===== Quoted text

The Chinese government's crackdown against Christian churches has reportedly continued, with authorities shutting down a church in the Guizhou province where a pastor cared for orphans, the sick and elderly.

"Most of our congregation was very upset," pastor Su Tianfu Su of Huoshi Church in Guiyang, told Voice of America News on Thursday.

"We feel we're a faithful group, which has done nothing but a lot of charitable work in Guiyang by reaching out to those in need, including orphans and the sick and the elderly."

The pastor has said he will seek to overturn the closure through legal means, and has said that the congregation remains faithful, even though many have been threatened not to return to services.

The church was raided on Wednesday, when dozens of police officers broke up a fasting and prayer session that close to 200 church members were attending.

China's Communist Party has been shutting down churches across several provinces throughout 2015, targeting unregistered churches, or church buildings that it claims violated building codes.

There has been particular outrage over police tearing down church rooftop crosses, with Christians being arrested and put in jail for standing up to authorities.

A church leader in the eastern province of Zhejiang said back in August that there is a definite campaign against Christianity being carried out by the government.

"We think it is a campaign targeting church leaders across the province. It can only be a co-ordinated action initiated by the provincial government," said the church leader, whose name wasn't shared for security reasons.

The campaign against churches prompted Roman Catholics and Protestants to march in protest in Zhejiang in July, carrying crosses with them everywhere in response to the crackdown.

VOA noted that it is difficult to estimate the total size of China's Christian population, but reported that is growing and could already be larger than the 88-million-strong Communist Party, which is believed to be one of the main reasons churches have been targeted in recent years.

Houshi Church was one church that experienced such rapid growth, going from dozens of members in 2009 to over 700 in 2015.

"Firstly, our quick expansion. Secondly, we refused to cave into pressure or join the [party-controlled] Three-Self Patriotic Church. And thirdly, we always take legal action in face of difficulties. I think these three aspects have annoyed [officials] very much," a church source said about why the church was targeted.

Yang Fenggang, director of Purdue University's centre on religion and Chinese society, said that Chinese authorities want to ensure churches are "submissive," The Guardian reported in November.

"It is clear that the top leaders feel unease with Christianity," he offered.

"Experts and religious leaders say the chill that has descended on China's Christian community is not the result of doctrinal matters but rather Beijing's fear that the rapidly growing church could become a political threat," the report added.

Phil Entwistle, who researches Christianity and nationalism at Berlin's Mercator Institute for China Studies, said that many people in China have been turning to Christianity out of a sense of "disillusionment and dissatisfaction with Chinese life."

"There is a real sense of moral vacuum, that China has lost its way. It's made people ask deep questions. Some are looking for a source of community that they can't find elsewhere — and it's especially prevalent among educated Chinese," Entwistle added.

==========
===== Entries

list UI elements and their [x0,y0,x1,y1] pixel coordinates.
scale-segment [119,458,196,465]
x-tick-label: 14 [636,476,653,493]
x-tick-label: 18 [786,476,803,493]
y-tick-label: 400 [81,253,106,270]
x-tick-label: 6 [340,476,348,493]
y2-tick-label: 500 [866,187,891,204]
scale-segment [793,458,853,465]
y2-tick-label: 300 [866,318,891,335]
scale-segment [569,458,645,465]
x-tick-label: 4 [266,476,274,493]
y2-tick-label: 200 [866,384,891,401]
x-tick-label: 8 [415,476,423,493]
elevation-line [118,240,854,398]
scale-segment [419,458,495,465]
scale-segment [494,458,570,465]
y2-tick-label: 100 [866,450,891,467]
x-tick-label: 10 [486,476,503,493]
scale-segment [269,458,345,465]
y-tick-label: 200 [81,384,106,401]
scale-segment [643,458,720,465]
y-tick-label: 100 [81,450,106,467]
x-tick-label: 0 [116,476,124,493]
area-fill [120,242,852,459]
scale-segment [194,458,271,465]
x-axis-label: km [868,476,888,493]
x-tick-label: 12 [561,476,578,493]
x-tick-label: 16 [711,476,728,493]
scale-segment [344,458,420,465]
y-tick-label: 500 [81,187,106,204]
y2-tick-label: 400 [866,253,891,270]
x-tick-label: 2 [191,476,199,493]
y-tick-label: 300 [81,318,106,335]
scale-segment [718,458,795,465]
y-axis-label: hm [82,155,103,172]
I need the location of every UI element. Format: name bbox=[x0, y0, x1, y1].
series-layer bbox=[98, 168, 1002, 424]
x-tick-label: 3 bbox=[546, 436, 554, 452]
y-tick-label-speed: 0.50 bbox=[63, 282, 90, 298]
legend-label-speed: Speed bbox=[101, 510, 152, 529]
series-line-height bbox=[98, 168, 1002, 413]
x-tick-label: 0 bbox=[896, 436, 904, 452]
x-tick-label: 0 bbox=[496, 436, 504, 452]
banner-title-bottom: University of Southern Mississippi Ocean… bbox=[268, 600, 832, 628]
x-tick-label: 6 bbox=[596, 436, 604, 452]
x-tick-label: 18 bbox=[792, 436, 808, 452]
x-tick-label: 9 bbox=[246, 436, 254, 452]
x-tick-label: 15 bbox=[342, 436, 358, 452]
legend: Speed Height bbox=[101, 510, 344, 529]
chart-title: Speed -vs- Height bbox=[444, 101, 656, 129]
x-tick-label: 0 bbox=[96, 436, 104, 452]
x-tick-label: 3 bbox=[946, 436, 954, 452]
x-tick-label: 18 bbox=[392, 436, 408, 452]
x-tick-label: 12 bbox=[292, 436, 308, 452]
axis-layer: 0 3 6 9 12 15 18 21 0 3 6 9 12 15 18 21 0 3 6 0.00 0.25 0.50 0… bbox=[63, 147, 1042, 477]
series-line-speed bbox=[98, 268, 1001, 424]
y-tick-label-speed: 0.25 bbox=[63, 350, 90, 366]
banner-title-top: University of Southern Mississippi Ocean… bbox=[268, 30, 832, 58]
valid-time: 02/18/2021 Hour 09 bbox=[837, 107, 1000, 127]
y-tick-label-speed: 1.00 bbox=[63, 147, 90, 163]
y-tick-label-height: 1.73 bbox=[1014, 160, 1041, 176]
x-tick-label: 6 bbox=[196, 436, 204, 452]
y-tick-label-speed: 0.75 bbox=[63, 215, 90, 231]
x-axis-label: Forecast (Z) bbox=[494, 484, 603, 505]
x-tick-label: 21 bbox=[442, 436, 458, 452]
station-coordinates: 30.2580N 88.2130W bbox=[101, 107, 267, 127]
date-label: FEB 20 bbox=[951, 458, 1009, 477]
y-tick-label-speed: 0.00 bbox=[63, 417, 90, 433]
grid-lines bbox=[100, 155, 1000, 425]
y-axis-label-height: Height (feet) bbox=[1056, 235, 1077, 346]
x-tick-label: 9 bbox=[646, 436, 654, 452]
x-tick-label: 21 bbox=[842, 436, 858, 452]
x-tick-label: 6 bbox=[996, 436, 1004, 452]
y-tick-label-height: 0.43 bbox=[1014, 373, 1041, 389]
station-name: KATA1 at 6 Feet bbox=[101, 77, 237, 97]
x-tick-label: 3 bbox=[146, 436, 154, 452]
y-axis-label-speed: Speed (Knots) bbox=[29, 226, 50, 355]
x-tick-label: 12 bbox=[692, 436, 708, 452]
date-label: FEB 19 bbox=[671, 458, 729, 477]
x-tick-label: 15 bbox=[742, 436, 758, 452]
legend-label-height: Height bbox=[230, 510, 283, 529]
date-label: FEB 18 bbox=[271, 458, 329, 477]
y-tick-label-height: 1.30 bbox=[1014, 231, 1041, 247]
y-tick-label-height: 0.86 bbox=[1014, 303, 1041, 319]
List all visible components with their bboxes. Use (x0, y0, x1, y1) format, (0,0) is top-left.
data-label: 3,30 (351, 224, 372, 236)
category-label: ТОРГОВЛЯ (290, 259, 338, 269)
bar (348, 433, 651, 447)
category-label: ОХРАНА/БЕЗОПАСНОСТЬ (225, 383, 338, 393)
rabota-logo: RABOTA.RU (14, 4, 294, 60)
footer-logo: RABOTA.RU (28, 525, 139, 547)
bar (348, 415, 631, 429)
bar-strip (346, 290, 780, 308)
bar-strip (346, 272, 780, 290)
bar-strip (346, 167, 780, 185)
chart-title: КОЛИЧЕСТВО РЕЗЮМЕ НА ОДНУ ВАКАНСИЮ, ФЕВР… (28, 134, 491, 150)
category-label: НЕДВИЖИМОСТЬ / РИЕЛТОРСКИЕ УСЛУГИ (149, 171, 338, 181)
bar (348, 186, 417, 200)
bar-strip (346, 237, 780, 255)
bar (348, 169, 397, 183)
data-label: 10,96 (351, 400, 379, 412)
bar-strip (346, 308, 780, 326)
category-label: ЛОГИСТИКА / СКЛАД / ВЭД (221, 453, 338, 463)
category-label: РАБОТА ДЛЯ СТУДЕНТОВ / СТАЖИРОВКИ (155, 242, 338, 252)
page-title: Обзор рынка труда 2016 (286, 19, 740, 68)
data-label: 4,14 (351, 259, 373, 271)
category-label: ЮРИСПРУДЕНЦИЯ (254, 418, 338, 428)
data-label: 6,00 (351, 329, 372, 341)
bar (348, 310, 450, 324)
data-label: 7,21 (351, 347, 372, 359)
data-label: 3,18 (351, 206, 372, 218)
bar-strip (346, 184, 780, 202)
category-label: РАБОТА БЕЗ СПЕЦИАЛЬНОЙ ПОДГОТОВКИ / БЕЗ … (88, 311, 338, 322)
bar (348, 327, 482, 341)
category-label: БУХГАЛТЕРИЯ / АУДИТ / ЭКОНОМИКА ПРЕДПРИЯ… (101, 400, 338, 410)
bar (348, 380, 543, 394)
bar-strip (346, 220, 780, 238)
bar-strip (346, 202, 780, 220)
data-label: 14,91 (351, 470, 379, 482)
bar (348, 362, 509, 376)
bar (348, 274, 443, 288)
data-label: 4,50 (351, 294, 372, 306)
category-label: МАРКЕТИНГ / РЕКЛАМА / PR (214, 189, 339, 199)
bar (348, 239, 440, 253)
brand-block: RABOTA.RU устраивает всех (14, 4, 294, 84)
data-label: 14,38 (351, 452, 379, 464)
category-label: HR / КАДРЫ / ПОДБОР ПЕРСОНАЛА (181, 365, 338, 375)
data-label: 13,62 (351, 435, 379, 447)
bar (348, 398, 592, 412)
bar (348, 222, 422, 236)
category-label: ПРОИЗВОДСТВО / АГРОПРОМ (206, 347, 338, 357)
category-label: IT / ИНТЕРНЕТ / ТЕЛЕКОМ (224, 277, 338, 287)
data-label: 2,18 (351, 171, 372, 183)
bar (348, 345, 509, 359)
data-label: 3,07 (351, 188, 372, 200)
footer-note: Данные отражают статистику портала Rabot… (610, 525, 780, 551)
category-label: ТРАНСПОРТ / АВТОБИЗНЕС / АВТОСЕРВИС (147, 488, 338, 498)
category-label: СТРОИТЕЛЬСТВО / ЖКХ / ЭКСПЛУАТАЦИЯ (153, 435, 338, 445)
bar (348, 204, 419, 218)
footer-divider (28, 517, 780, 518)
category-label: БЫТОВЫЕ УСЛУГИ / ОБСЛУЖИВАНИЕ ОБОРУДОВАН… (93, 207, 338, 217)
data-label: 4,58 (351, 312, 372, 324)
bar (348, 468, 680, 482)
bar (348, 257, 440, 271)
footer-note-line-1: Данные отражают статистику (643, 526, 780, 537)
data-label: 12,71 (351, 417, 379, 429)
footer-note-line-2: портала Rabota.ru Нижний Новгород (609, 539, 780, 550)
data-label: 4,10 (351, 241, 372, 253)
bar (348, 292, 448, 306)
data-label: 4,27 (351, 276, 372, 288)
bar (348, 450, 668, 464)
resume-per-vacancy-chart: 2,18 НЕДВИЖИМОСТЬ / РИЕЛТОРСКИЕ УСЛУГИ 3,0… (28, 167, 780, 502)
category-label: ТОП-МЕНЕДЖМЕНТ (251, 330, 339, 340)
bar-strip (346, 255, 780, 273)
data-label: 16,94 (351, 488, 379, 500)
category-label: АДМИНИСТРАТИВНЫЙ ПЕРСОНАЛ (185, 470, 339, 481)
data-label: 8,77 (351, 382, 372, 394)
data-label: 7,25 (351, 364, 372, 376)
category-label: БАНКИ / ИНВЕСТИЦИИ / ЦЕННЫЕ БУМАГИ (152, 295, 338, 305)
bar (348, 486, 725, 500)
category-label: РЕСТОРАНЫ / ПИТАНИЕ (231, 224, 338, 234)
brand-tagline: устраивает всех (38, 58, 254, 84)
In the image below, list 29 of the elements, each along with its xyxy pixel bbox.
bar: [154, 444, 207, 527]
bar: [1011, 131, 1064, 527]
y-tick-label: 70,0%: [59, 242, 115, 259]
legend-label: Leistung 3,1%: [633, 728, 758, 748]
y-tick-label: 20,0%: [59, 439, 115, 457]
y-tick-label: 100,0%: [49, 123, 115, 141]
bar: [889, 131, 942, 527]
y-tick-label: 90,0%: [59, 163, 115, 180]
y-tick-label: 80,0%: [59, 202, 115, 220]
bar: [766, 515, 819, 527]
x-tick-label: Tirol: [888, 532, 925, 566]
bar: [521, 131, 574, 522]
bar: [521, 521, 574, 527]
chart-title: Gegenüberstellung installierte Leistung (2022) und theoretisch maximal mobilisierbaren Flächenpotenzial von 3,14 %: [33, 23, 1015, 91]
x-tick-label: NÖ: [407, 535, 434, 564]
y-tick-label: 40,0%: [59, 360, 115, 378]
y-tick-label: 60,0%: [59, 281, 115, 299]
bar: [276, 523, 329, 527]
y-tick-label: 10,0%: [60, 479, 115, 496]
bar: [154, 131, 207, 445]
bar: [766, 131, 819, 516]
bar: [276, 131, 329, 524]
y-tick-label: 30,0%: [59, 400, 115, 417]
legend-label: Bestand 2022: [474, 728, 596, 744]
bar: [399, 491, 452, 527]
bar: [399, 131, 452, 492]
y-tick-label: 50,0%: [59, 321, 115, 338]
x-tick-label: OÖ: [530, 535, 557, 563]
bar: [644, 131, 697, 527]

==========

Do these statements agree with the article on China's church crackdown? Answer yes or no for each, quoting the deciding words.
1. Police broke up a fasting and prayer session attended by close to 200 church members.
2. The Zhejiang church leader quoted from August was identified by name.
3. Phil Entwistle does his research at Purdue University.
Please rely only on the article about China's crackdown on churches, not on the data.

1. Yes: "dozens of police officers broke up a fasting and prayer session that close to 200 church members were attending."
2. No: "whose name wasn't shared for security reasons."
3. No: "who researches Christianity and nationalism at Berlin's Mercator Institute for China Studies."